> _Input data_:
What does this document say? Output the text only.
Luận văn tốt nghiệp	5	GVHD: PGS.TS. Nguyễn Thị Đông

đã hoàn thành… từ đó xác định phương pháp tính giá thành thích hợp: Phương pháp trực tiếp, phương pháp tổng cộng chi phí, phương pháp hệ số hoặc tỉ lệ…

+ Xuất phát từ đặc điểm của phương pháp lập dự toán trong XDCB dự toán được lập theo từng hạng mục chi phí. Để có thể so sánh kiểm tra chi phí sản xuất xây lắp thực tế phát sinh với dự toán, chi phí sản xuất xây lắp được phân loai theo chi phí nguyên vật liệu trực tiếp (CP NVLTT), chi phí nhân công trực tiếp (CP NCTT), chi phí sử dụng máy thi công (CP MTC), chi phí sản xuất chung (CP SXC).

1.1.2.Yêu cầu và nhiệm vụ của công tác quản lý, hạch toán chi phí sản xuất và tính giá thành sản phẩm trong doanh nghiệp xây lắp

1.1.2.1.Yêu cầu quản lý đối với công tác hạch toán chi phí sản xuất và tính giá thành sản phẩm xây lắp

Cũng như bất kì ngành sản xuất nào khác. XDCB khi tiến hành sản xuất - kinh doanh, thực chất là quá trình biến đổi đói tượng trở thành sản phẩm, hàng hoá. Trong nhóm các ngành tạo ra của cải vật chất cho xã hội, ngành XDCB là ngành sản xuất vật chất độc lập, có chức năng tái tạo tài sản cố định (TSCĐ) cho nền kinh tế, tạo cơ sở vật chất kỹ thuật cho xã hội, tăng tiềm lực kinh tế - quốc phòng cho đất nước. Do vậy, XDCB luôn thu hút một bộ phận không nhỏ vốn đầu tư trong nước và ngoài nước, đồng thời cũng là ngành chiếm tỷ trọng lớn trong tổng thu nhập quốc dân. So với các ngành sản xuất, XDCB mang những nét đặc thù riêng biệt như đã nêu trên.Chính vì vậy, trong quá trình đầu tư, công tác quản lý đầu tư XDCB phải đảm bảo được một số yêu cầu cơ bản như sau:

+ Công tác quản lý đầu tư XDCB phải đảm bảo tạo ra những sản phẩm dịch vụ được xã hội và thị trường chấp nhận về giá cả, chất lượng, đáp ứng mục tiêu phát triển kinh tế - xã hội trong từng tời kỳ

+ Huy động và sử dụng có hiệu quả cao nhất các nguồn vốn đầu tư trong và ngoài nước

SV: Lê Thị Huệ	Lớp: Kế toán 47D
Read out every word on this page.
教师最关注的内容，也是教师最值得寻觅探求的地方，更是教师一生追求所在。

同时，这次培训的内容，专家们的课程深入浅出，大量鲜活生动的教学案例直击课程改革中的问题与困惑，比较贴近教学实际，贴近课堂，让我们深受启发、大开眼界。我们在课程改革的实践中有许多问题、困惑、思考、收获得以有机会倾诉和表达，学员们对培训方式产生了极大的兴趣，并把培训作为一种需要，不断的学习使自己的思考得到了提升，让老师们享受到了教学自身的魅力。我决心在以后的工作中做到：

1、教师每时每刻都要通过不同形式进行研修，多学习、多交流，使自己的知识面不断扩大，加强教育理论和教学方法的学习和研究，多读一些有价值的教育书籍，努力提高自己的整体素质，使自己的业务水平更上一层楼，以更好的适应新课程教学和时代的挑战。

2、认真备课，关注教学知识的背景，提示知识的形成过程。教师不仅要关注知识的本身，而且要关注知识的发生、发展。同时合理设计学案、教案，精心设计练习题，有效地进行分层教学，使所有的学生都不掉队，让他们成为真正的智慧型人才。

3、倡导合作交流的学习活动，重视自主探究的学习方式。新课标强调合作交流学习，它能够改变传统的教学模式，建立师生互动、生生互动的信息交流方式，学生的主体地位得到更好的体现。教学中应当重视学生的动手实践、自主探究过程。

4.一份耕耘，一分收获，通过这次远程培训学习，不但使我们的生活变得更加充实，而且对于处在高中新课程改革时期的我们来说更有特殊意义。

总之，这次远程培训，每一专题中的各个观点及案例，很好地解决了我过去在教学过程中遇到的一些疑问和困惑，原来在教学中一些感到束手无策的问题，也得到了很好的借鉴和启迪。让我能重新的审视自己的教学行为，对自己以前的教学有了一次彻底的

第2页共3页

> _What is required_:
Return the line that contains "Read out every word on this page." and all lines after it, verbatim, and nothing else.

> _Response_:
Read out every word on this page.
教师最关注的内容，也是教师最值得寻觅探求的地方，更是教师一生追求所在。

同时，这次培训的内容，专家们的课程深入浅出，大量鲜活生动的教学案例直击课程改革中的问题与困惑，比较贴近教学实际，贴近课堂，让我们深受启发、大开眼界。我们在课程改革的实践中有许多问题、困惑、思考、收获得以有机会倾诉和表达，学员们对培训方式产生了极大的兴趣，并把培训作为一种需要，不断的学习使自己的思考得到了提升，让老师们享受到了教学自身的魅力。我决心在以后的工作中做到：

1、教师每时每刻都要通过不同形式进行研修，多学习、多交流，使自己的知识面不断扩大，加强教育理论和教学方法的学习和研究，多读一些有价值的教育书籍，努力提高自己的整体素质，使自己的业务水平更上一层楼，以更好的适应新课程教学和时代的挑战。

2、认真备课，关注教学知识的背景，提示知识的形成过程。教师不仅要关注知识的本身，而且要关注知识的发生、发展。同时合理设计学案、教案，精心设计练习题，有效地进行分层教学，使所有的学生都不掉队，让他们成为真正的智慧型人才。

3、倡导合作交流的学习活动，重视自主探究的学习方式。新课标强调合作交流学习，它能够改变传统的教学模式，建立师生互动、生生互动的信息交流方式，学生的主体地位得到更好的体现。教学中应当重视学生的动手实践、自主探究过程。

4.一份耕耘，一分收获，通过这次远程培训学习，不但使我们的生活变得更加充实，而且对于处在高中新课程改革时期的我们来说更有特殊意义。

总之，这次远程培训，每一专题中的各个观点及案例，很好地解决了我过去在教学过程中遇到的一些疑问和困惑，原来在教学中一些感到束手无策的问题，也得到了很好的借鉴和启迪。让我能重新的审视自己的教学行为，对自己以前的教学有了一次彻底的

第2页共3页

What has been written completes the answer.